+++ Task input

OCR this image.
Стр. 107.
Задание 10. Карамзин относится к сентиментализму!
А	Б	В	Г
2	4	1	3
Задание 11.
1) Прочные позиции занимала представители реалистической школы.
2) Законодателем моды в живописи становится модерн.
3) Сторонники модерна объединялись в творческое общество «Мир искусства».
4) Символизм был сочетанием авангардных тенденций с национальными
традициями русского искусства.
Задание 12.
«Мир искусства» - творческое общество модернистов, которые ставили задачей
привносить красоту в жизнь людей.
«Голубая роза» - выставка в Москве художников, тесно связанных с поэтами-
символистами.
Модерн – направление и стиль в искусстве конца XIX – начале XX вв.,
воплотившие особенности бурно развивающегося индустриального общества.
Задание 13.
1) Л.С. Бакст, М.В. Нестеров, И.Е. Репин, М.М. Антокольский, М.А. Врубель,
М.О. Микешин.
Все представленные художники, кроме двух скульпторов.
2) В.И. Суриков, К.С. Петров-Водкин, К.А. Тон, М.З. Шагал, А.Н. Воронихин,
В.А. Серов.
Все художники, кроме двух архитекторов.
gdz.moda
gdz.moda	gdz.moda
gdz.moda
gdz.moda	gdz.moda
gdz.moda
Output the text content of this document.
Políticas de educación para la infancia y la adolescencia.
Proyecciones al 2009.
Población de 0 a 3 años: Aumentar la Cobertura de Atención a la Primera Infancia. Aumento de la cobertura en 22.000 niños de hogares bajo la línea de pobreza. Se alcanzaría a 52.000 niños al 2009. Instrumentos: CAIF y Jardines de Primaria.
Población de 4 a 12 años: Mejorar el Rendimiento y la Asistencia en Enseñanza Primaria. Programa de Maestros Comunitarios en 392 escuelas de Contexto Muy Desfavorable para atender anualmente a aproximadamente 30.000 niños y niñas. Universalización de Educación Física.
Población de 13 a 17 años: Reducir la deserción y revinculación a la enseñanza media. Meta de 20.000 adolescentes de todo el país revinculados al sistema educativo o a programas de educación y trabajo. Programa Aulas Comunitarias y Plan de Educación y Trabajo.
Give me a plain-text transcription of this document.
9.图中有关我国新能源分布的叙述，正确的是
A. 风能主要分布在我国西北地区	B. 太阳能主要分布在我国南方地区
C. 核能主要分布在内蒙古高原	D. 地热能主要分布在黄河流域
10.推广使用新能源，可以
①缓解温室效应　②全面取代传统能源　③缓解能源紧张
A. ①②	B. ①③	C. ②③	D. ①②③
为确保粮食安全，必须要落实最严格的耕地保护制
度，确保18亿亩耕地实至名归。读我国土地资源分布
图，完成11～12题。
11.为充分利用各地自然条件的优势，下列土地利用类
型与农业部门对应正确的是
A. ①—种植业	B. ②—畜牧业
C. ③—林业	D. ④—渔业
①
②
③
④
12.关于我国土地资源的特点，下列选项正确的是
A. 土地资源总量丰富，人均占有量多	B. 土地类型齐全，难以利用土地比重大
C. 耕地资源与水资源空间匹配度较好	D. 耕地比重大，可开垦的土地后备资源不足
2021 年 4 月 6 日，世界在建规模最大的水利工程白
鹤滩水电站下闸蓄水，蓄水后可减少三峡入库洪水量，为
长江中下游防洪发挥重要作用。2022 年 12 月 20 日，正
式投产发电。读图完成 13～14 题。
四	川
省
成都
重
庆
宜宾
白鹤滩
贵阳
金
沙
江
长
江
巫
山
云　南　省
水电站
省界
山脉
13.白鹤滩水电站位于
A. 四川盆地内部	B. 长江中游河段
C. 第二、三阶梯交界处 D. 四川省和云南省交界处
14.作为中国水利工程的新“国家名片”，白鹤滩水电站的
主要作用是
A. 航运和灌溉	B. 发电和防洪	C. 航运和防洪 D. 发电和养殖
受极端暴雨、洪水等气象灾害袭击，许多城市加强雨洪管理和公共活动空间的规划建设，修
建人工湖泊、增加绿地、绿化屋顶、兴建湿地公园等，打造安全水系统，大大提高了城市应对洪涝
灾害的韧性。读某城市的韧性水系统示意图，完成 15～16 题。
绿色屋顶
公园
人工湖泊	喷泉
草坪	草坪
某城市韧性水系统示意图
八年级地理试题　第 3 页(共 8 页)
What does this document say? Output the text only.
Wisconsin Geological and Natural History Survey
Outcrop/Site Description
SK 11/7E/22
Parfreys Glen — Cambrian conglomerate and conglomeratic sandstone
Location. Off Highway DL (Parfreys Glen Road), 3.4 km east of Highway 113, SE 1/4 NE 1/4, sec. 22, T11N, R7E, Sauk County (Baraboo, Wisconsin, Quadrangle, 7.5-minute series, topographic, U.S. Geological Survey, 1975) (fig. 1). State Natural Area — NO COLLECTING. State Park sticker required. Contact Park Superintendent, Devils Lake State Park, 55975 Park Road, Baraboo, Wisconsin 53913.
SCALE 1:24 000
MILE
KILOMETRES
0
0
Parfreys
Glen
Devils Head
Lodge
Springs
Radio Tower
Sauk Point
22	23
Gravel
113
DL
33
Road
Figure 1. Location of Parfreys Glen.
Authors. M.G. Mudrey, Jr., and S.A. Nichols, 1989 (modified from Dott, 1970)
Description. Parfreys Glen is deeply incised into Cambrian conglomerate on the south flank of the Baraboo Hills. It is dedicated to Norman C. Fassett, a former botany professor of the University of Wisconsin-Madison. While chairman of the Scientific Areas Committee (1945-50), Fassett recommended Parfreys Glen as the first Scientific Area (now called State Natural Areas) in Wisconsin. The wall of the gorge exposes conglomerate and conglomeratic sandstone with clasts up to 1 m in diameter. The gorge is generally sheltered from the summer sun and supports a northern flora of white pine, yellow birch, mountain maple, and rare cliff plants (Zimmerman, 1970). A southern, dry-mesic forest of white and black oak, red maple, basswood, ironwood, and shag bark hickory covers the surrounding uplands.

++++++

Instruction
Select the lines that carry the string "State" and copy them.

Task solution
Location. Off Highway DL (Parfreys Glen Road), 3.4 km east of Highway 113, SE 1/4 NE 1/4, sec. 22, T11N, R7E, Sauk County (Baraboo, Wisconsin, Quadrangle, 7.5-minute series, topographic, U.S. Geological Survey, 1975) (fig. 1). State Natural Area — NO COLLECTING. State Park sticker required. Contact Park Superintendent, Devils Lake State Park, 55975 Park Road, Baraboo, Wisconsin 53913.
Description. Parfreys Glen is deeply incised into Cambrian conglomerate on the south flank of the Baraboo Hills. It is dedicated to Norman C. Fassett, a former botany professor of the University of Wisconsin-Madison. While chairman of the Scientific Areas Committee (1945-50), Fassett recommended Parfreys Glen as the first Scientific Area (now called State Natural Areas) in Wisconsin. The wall of the gorge exposes conglomerate and conglomeratic sandstone with clasts up to 1 m in diameter. The gorge is generally sheltered from the summer sun and supports a northern flora of white pine, yellow birch, mountain maple, and rare cliff plants (Zimmerman, 1970). A southern, dry-mesic forest of white and black oak, red maple, basswood, ironwood, and shag bark hickory covers the surrounding uplands.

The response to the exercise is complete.